*** RECORDS PROVIDED

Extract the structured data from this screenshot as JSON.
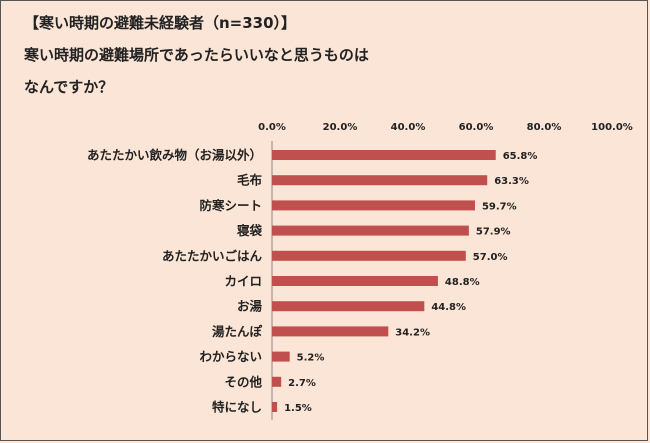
{
  "chart_data": {
    "type": "bar",
    "orientation": "horizontal",
    "title_lines": [
      "【寒い時期の避難未経験者（n=330）】",
      "寒い時期の避難場所であったらいいなと思うものは",
      "なんですか？"
    ],
    "xlim": [
      0,
      100
    ],
    "x_ticks": [
      "0.0%",
      "20.0%",
      "40.0%",
      "60.0%",
      "80.0%",
      "100.0%"
    ],
    "x_tick_values": [
      0,
      20,
      40,
      60,
      80,
      100
    ],
    "categories": [
      "あたたかい飲み物（お湯以外）",
      "毛布",
      "防寒シート",
      "寝袋",
      "あたたかいごはん",
      "カイロ",
      "お湯",
      "湯たんぽ",
      "わからない",
      "その他",
      "特になし"
    ],
    "values": [
      65.8,
      63.3,
      59.7,
      57.9,
      57.0,
      48.8,
      44.8,
      34.2,
      5.2,
      2.7,
      1.5
    ],
    "value_labels": [
      "65.8%",
      "63.3%",
      "59.7%",
      "57.9%",
      "57.0%",
      "48.8%",
      "44.8%",
      "34.2%",
      "5.2%",
      "2.7%",
      "1.5%"
    ],
    "bar_color": "#c0504d",
    "axis_color": "#888888"
  }
}
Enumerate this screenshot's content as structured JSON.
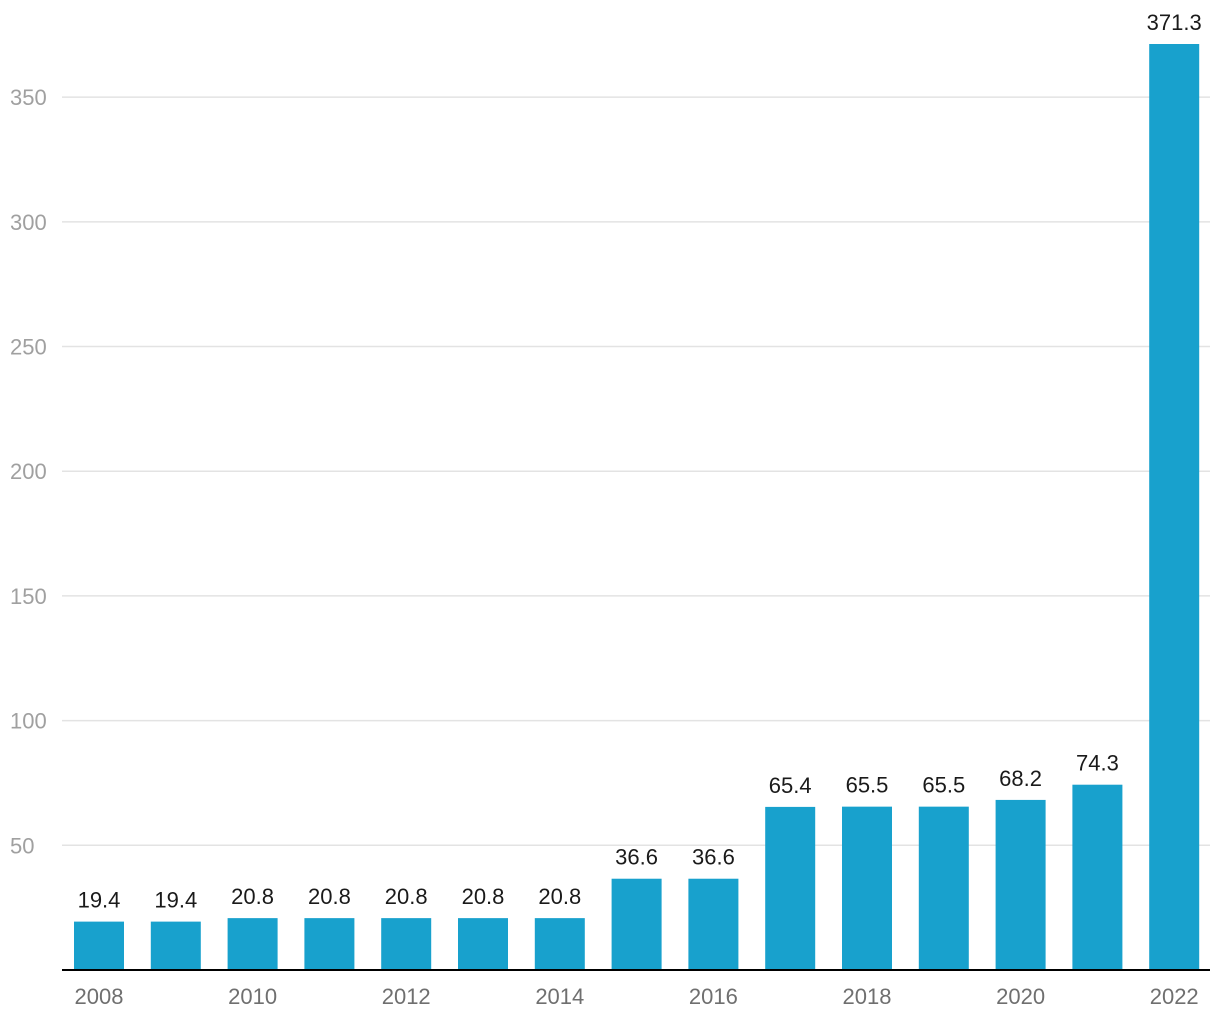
{
  "chart_data": {
    "type": "bar",
    "title": "",
    "xlabel": "",
    "ylabel": "",
    "categories": [
      "2008",
      "2009",
      "2010",
      "2011",
      "2012",
      "2013",
      "2014",
      "2015",
      "2016",
      "2017",
      "2018",
      "2019",
      "2020",
      "2021",
      "2022"
    ],
    "values": [
      19.4,
      19.4,
      20.8,
      20.8,
      20.8,
      20.8,
      20.8,
      36.6,
      36.6,
      65.4,
      65.5,
      65.5,
      68.2,
      74.3,
      371.3
    ],
    "data_labels": [
      "19.4",
      "19.4",
      "20.8",
      "20.8",
      "20.8",
      "20.8",
      "20.8",
      "36.6",
      "36.6",
      "65.4",
      "65.5",
      "65.5",
      "68.2",
      "74.3",
      "371.3"
    ],
    "x_tick_labels": [
      "2008",
      "2010",
      "2012",
      "2014",
      "2016",
      "2018",
      "2020",
      "2022"
    ],
    "y_ticks": [
      50,
      100,
      150,
      200,
      250,
      300,
      350
    ],
    "y_tick_labels": [
      "50",
      "100",
      "150",
      "200",
      "250",
      "300",
      "350"
    ],
    "ylim": [
      0,
      371.3
    ],
    "grid": true,
    "legend": "none",
    "colors": {
      "bar": "#18a1cd",
      "grid": "#e3e3e3",
      "axis": "#000000"
    }
  }
}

******

SET PROBLEM: Repeat verbatim all the material, but not the pictures.

RESPONSE TO THE EXERCISE:
Extract the structured data from this screenshot as JSON.
{
  "chart_data": {
    "type": "bar",
    "orientation": "horizontal",
    "title_lines": [
      "【寒い時期の避難未経験者（n=330）】",
      "寒い時期の避難場所であったらいいなと思うものは",
      "なんですか？"
    ],
    "xlim": [
      0,
      100
    ],
    "x_ticks": [
      "0.0%",
      "20.0%",
      "40.0%",
      "60.0%",
      "80.0%",
      "100.0%"
    ],
    "x_tick_values": [
      0,
      20,
      40,
      60,
      80,
      100
    ],
    "categories": [
      "あたたかい飲み物（お湯以外）",
      "毛布",
      "防寒シート",
      "寝袋",
      "あたたかいごはん",
      "カイロ",
      "お湯",
      "湯たんぽ",
      "わからない",
      "その他",
      "特になし"
    ],
    "values": [
      65.8,
      63.3,
      59.7,
      57.9,
      57.0,
      48.8,
      44.8,
      34.2,
      5.2,
      2.7,
      1.5
    ],
    "value_labels": [
      "65.8%",
      "63.3%",
      "59.7%",
      "57.9%",
      "57.0%",
      "48.8%",
      "44.8%",
      "34.2%",
      "5.2%",
      "2.7%",
      "1.5%"
    ],
    "bar_color": "#c0504d",
    "axis_color": "#888888"
  }
}
Enumerate this screenshot's content as structured JSON.
{
  "chart_data": {
    "type": "bar",
    "title": "",
    "xlabel": "",
    "ylabel": "",
    "categories": [
      "2008",
      "2009",
      "2010",
      "2011",
      "2012",
      "2013",
      "2014",
      "2015",
      "2016",
      "2017",
      "2018",
      "2019",
      "2020",
      "2021",
      "2022"
    ],
    "values": [
      19.4,
      19.4,
      20.8,
      20.8,
      20.8,
      20.8,
      20.8,
      36.6,
      36.6,
      65.4,
      65.5,
      65.5,
      68.2,
      74.3,
      371.3
    ],
    "data_labels": [
      "19.4",
      "19.4",
      "20.8",
      "20.8",
      "20.8",
      "20.8",
      "20.8",
      "36.6",
      "36.6",
      "65.4",
      "65.5",
      "65.5",
      "68.2",
      "74.3",
      "371.3"
    ],
    "x_tick_labels": [
      "2008",
      "2010",
      "2012",
      "2014",
      "2016",
      "2018",
      "2020",
      "2022"
    ],
    "y_ticks": [
      50,
      100,
      150,
      200,
      250,
      300,
      350
    ],
    "y_tick_labels": [
      "50",
      "100",
      "150",
      "200",
      "250",
      "300",
      "350"
    ],
    "ylim": [
      0,
      371.3
    ],
    "grid": true,
    "legend": "none",
    "colors": {
      "bar": "#18a1cd",
      "grid": "#e3e3e3",
      "axis": "#000000"
    }
  }
}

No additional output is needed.